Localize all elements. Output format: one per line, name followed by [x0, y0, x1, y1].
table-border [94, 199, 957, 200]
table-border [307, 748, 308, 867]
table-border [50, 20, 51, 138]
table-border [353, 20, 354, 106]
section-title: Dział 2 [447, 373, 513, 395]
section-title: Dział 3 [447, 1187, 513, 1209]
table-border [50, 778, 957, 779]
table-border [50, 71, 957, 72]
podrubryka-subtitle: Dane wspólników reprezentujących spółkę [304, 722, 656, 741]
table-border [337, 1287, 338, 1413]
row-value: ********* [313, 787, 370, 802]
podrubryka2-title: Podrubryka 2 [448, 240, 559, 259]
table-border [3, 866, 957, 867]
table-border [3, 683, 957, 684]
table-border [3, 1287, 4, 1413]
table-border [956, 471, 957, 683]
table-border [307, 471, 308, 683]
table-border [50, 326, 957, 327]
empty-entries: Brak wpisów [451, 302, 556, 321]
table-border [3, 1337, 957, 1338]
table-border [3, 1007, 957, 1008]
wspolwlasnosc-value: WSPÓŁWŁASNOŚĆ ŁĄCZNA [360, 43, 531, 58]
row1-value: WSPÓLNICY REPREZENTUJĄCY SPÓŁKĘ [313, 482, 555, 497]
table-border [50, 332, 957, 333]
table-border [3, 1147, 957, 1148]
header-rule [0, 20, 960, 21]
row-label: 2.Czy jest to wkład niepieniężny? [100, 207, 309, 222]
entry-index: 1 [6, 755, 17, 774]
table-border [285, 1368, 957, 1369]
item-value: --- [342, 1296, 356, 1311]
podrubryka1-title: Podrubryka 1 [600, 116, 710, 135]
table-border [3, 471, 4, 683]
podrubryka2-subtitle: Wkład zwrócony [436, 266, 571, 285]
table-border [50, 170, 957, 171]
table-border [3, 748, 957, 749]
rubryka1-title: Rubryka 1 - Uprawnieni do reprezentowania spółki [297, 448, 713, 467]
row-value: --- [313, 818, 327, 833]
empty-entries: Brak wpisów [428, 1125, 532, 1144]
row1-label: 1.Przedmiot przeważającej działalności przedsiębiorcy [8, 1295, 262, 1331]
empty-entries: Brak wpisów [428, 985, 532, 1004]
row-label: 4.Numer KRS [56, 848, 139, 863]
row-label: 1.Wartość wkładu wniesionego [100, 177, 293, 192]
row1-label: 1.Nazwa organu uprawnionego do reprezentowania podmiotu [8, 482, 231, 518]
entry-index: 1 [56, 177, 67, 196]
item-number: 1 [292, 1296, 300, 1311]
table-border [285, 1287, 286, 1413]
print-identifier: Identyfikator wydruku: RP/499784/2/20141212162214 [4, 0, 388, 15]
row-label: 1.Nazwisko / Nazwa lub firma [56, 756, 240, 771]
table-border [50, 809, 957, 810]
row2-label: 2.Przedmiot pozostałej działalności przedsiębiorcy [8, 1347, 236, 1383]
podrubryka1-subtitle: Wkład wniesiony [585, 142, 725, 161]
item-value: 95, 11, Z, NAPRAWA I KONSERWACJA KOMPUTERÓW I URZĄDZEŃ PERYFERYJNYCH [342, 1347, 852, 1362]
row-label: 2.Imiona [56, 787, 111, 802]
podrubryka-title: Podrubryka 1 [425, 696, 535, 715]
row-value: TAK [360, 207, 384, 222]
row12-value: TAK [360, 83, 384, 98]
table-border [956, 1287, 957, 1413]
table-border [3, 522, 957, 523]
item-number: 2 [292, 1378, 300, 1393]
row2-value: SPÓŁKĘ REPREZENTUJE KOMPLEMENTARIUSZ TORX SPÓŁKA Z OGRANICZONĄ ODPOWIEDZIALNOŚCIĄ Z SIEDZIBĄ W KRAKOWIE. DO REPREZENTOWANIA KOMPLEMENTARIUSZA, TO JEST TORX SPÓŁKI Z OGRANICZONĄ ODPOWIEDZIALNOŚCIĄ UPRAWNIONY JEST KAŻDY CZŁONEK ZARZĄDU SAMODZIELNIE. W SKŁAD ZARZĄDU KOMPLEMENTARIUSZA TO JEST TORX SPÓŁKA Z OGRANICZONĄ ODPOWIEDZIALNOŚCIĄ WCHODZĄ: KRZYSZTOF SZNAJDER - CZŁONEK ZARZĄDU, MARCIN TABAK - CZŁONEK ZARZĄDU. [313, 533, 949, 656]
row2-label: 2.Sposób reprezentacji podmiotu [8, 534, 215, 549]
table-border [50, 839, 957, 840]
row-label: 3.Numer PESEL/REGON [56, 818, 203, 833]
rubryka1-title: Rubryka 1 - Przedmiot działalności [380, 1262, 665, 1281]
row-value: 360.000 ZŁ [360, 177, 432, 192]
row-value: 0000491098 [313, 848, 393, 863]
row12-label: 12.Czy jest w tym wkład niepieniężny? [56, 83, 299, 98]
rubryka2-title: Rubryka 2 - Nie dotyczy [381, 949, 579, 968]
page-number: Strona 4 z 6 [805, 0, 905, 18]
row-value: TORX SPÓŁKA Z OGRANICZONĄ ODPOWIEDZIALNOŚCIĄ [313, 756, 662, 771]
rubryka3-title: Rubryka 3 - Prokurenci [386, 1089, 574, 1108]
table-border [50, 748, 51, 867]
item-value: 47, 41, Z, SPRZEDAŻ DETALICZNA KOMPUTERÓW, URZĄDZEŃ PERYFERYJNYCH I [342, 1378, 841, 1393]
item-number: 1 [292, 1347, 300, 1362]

JOB »
Copy every line of the items above, character for character.

COMPLETED EXERCISE »
Localize all elements. Output format: one per line, name followed by [x0, y0, x1, y1].
table-border [94, 199, 957, 200]
table-border [307, 748, 308, 867]
table-border [50, 20, 51, 138]
table-border [353, 20, 354, 106]
section-title: Dział 2 [447, 373, 513, 395]
section-title: Dział 3 [447, 1187, 513, 1209]
table-border [50, 778, 957, 779]
table-border [50, 71, 957, 72]
podrubryka-subtitle: Dane wspólników reprezentujących spółkę [304, 722, 656, 741]
table-border [337, 1287, 338, 1413]
row-value: ********* [313, 787, 370, 802]
podrubryka2-title: Podrubryka 2 [448, 240, 559, 259]
table-border [3, 866, 957, 867]
table-border [3, 683, 957, 684]
table-border [3, 1287, 4, 1413]
table-border [956, 471, 957, 683]
table-border [307, 471, 308, 683]
table-border [50, 326, 957, 327]
empty-entries: Brak wpisów [451, 302, 556, 321]
table-border [3, 1337, 957, 1338]
table-border [3, 1007, 957, 1008]
wspolwlasnosc-value: WSPÓŁWŁASNOŚĆ ŁĄCZNA [360, 43, 531, 58]
row1-value: WSPÓLNICY REPREZENTUJĄCY SPÓŁKĘ [313, 482, 555, 497]
table-border [50, 332, 957, 333]
table-border [3, 1147, 957, 1148]
header-rule [0, 20, 960, 21]
row-label: 2.Czy jest to wkład niepieniężny? [100, 207, 309, 222]
entry-index: 1 [6, 755, 17, 774]
table-border [285, 1368, 957, 1369]
item-value: --- [342, 1296, 356, 1311]
podrubryka1-title: Podrubryka 1 [600, 116, 710, 135]
table-border [3, 471, 4, 683]
podrubryka2-subtitle: Wkład zwrócony [436, 266, 571, 285]
table-border [50, 170, 957, 171]
table-border [3, 748, 957, 749]
rubryka1-title: Rubryka 1 - Uprawnieni do reprezentowania spółki [297, 448, 713, 467]
row-value: --- [313, 818, 327, 833]
empty-entries: Brak wpisów [428, 1125, 532, 1144]
row1-label: 1.Przedmiot przeważającej działalności przedsiębiorcy [8, 1295, 262, 1331]
empty-entries: Brak wpisów [428, 985, 532, 1004]
row-label: 4.Numer KRS [56, 848, 139, 863]
row-label: 1.Wartość wkładu wniesionego [100, 177, 293, 192]
row1-label: 1.Nazwa organu uprawnionego do reprezentowania podmiotu [8, 482, 231, 518]
entry-index: 1 [56, 177, 67, 196]
item-number: 1 [292, 1296, 300, 1311]
table-border [285, 1287, 286, 1413]
print-identifier: Identyfikator wydruku: RP/499784/2/20141212162214 [4, 0, 388, 15]
row-label: 1.Nazwisko / Nazwa lub firma [56, 756, 240, 771]
table-border [50, 809, 957, 810]
row2-label: 2.Przedmiot pozostałej działalności przedsiębiorcy [8, 1347, 236, 1383]
podrubryka1-subtitle: Wkład wniesiony [585, 142, 725, 161]
item-value: 95, 11, Z, NAPRAWA I KONSERWACJA KOMPUTERÓW I URZĄDZEŃ PERYFERYJNYCH [342, 1347, 852, 1362]
row-label: 2.Imiona [56, 787, 111, 802]
podrubryka-title: Podrubryka 1 [425, 696, 535, 715]
row-value: TAK [360, 207, 384, 222]
row12-value: TAK [360, 83, 384, 98]
table-border [956, 1287, 957, 1413]
table-border [3, 522, 957, 523]
item-number: 2 [292, 1378, 300, 1393]
row2-value: SPÓŁKĘ REPREZENTUJE KOMPLEMENTARIUSZ TORX SPÓŁKA Z OGRANICZONĄ ODPOWIEDZIALNOŚCIĄ Z SIEDZIBĄ W KRAKOWIE. DO REPREZENTOWANIA KOMPLEMENTARIUSZA, TO JEST TORX SPÓŁKI Z OGRANICZONĄ ODPOWIEDZIALNOŚCIĄ UPRAWNIONY JEST KAŻDY CZŁONEK ZARZĄDU SAMODZIELNIE. W SKŁAD ZARZĄDU KOMPLEMENTARIUSZA TO JEST TORX SPÓŁKA Z OGRANICZONĄ ODPOWIEDZIALNOŚCIĄ WCHODZĄ: KRZYSZTOF SZNAJDER - CZŁONEK ZARZĄDU, MARCIN TABAK - CZŁONEK ZARZĄDU. [313, 533, 949, 656]
row2-label: 2.Sposób reprezentacji podmiotu [8, 534, 215, 549]
table-border [50, 839, 957, 840]
row-label: 3.Numer PESEL/REGON [56, 818, 203, 833]
rubryka1-title: Rubryka 1 - Przedmiot działalności [380, 1262, 665, 1281]
row-value: 360.000 ZŁ [360, 177, 432, 192]
row-value: 0000491098 [313, 848, 393, 863]
row12-label: 12.Czy jest w tym wkład niepieniężny? [56, 83, 299, 98]
rubryka2-title: Rubryka 2 - Nie dotyczy [381, 949, 579, 968]
page-number: Strona 4 z 6 [805, 0, 905, 18]
row-value: TORX SPÓŁKA Z OGRANICZONĄ ODPOWIEDZIALNOŚCIĄ [313, 756, 662, 771]
rubryka3-title: Rubryka 3 - Prokurenci [386, 1089, 574, 1108]
table-border [50, 748, 51, 867]
item-value: 47, 41, Z, SPRZEDAŻ DETALICZNA KOMPUTERÓW, URZĄDZEŃ PERYFERYJNYCH I [342, 1378, 841, 1393]
item-number: 1 [292, 1347, 300, 1362]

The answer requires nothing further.